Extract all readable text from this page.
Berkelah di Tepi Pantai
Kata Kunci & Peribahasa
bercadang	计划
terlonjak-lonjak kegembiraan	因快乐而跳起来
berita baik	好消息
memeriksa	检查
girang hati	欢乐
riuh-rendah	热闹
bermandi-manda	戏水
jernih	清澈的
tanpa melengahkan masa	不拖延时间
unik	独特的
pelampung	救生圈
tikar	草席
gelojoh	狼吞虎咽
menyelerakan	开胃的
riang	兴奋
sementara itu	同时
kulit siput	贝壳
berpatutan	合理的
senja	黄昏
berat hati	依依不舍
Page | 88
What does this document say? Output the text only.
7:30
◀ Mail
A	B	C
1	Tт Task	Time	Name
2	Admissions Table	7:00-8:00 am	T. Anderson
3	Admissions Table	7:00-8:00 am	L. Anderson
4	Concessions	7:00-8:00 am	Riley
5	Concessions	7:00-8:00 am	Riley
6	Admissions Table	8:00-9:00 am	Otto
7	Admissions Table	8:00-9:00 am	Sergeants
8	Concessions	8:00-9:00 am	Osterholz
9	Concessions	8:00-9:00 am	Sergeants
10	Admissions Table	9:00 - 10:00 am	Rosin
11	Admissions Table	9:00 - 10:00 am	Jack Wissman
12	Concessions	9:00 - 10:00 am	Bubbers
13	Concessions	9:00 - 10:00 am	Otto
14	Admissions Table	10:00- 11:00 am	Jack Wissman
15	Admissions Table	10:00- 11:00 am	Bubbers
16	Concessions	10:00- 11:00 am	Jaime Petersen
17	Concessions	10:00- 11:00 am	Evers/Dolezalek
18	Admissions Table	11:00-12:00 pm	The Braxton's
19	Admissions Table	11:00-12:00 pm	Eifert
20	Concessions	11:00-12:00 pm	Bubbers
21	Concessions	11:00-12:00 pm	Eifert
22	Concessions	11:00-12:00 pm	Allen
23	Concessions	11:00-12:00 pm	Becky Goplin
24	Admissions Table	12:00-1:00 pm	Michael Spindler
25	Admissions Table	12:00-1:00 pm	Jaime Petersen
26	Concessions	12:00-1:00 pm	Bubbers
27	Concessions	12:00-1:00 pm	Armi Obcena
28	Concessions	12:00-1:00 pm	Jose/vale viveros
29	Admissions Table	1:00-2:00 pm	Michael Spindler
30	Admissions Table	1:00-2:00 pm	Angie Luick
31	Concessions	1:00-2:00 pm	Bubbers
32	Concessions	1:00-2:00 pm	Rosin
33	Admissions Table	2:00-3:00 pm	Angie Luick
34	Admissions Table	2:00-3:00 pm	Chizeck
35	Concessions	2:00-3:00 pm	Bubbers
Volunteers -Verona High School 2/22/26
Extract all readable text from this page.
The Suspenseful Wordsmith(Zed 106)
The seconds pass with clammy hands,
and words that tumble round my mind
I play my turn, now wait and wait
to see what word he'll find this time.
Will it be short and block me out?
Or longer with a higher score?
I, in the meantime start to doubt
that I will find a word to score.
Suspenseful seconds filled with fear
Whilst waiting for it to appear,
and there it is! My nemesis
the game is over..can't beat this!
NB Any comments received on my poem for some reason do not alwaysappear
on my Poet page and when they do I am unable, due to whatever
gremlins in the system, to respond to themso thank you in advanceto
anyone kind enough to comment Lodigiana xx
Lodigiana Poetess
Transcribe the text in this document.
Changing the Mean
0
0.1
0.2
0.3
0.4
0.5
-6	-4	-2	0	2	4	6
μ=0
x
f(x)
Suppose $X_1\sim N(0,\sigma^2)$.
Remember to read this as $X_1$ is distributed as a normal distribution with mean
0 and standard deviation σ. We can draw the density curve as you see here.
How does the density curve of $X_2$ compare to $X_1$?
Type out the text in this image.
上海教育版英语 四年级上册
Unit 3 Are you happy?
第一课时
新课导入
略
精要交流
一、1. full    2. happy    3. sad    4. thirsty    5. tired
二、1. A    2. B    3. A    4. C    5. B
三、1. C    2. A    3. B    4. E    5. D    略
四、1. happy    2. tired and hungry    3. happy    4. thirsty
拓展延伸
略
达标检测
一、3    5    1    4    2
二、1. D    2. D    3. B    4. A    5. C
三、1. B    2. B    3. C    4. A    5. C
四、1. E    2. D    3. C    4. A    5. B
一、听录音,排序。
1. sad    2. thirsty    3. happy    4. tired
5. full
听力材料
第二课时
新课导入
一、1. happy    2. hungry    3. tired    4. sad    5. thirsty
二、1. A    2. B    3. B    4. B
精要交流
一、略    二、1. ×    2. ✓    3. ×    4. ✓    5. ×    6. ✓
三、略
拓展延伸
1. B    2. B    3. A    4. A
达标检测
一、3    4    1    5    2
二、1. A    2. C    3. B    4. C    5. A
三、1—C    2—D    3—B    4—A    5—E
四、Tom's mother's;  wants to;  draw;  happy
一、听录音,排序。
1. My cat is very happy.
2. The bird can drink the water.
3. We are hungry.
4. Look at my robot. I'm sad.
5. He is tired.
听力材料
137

++++++

EXERCISE: Take the listing above and set it down exactly.

SOLUTION FOR THIS TASK:
Extract all readable text from this page.
Berkelah di Tepi Pantai
Kata Kunci & Peribahasa
bercadang	计划
terlonjak-lonjak kegembiraan	因快乐而跳起来
berita baik	好消息
memeriksa	检查
girang hati	欢乐
riuh-rendah	热闹
bermandi-manda	戏水
jernih	清澈的
tanpa melengahkan masa	不拖延时间
unik	独特的
pelampung	救生圈
tikar	草席
gelojoh	狼吞虎咽
menyelerakan	开胃的
riang	兴奋
sementara itu	同时
kulit siput	贝壳
berpatutan	合理的
senja	黄昏
berat hati	依依不舍
Page | 88
What does this document say? Output the text only.
7:30
◀ Mail
A	B	C
1	Tт Task	Time	Name
2	Admissions Table	7:00-8:00 am	T. Anderson
3	Admissions Table	7:00-8:00 am	L. Anderson
4	Concessions	7:00-8:00 am	Riley
5	Concessions	7:00-8:00 am	Riley
6	Admissions Table	8:00-9:00 am	Otto
7	Admissions Table	8:00-9:00 am	Sergeants
8	Concessions	8:00-9:00 am	Osterholz
9	Concessions	8:00-9:00 am	Sergeants
10	Admissions Table	9:00 - 10:00 am	Rosin
11	Admissions Table	9:00 - 10:00 am	Jack Wissman
12	Concessions	9:00 - 10:00 am	Bubbers
13	Concessions	9:00 - 10:00 am	Otto
14	Admissions Table	10:00- 11:00 am	Jack Wissman
15	Admissions Table	10:00- 11:00 am	Bubbers
16	Concessions	10:00- 11:00 am	Jaime Petersen
17	Concessions	10:00- 11:00 am	Evers/Dolezalek
18	Admissions Table	11:00-12:00 pm	The Braxton's
19	Admissions Table	11:00-12:00 pm	Eifert
20	Concessions	11:00-12:00 pm	Bubbers
21	Concessions	11:00-12:00 pm	Eifert
22	Concessions	11:00-12:00 pm	Allen
23	Concessions	11:00-12:00 pm	Becky Goplin
24	Admissions Table	12:00-1:00 pm	Michael Spindler
25	Admissions Table	12:00-1:00 pm	Jaime Petersen
26	Concessions	12:00-1:00 pm	Bubbers
27	Concessions	12:00-1:00 pm	Armi Obcena
28	Concessions	12:00-1:00 pm	Jose/vale viveros
29	Admissions Table	1:00-2:00 pm	Michael Spindler
30	Admissions Table	1:00-2:00 pm	Angie Luick
31	Concessions	1:00-2:00 pm	Bubbers
32	Concessions	1:00-2:00 pm	Rosin
33	Admissions Table	2:00-3:00 pm	Angie Luick
34	Admissions Table	2:00-3:00 pm	Chizeck
35	Concessions	2:00-3:00 pm	Bubbers
Volunteers -Verona High School 2/22/26
Extract all readable text from this page.
The Suspenseful Wordsmith(Zed 106)
The seconds pass with clammy hands,
and words that tumble round my mind
I play my turn, now wait and wait
to see what word he'll find this time.
Will it be short and block me out?
Or longer with a higher score?
I, in the meantime start to doubt
that I will find a word to score.
Suspenseful seconds filled with fear
Whilst waiting for it to appear,
and there it is! My nemesis
the game is over..can't beat this!
NB Any comments received on my poem for some reason do not alwaysappear
on my Poet page and when they do I am unable, due to whatever
gremlins in the system, to respond to themso thank you in advanceto
anyone kind enough to comment Lodigiana xx
Lodigiana Poetess
Transcribe the text in this document.
Changing the Mean
0
0.1
0.2
0.3
0.4
0.5
-6	-4	-2	0	2	4	6
μ=0
x
f(x)
Suppose $X_1\sim N(0,\sigma^2)$.
Remember to read this as $X_1$ is distributed as a normal distribution with mean
0 and standard deviation σ. We can draw the density curve as you see here.
How does the density curve of $X_2$ compare to $X_1$?
Type out the text in this image.
上海教育版英语 四年级上册
Unit 3 Are you happy?
第一课时
新课导入
略
精要交流
一、1. full    2. happy    3. sad    4. thirsty    5. tired
二、1. A    2. B    3. A    4. C    5. B
三、1. C    2. A    3. B    4. E    5. D    略
四、1. happy    2. tired and hungry    3. happy    4. thirsty
拓展延伸
略
达标检测
一、3    5    1    4    2
二、1. D    2. D    3. B    4. A    5. C
三、1. B    2. B    3. C    4. A    5. C
四、1. E    2. D    3. C    4. A    5. B
一、听录音,排序。
1. sad    2. thirsty    3. happy    4. tired
5. full
听力材料
第二课时
新课导入
一、1. happy    2. hungry    3. tired    4. sad    5. thirsty
二、1. A    2. B    3. B    4. B
精要交流
一、略    二、1. ×    2. ✓    3. ×    4. ✓    5. ×    6. ✓
三、略
拓展延伸
1. B    2. B    3. A    4. A
达标检测
一、3    4    1    5    2
二、1. A    2. C    3. B    4. C    5. A
三、1—C    2—D    3—B    4—A    5—E
四、Tom's mother's;  wants to;  draw;  happy
一、听录音,排序。
1. My cat is very happy.
2. The bird can drink the water.
3. We are hungry.
4. Look at my robot. I'm sad.
5. He is tired.
听力材料
137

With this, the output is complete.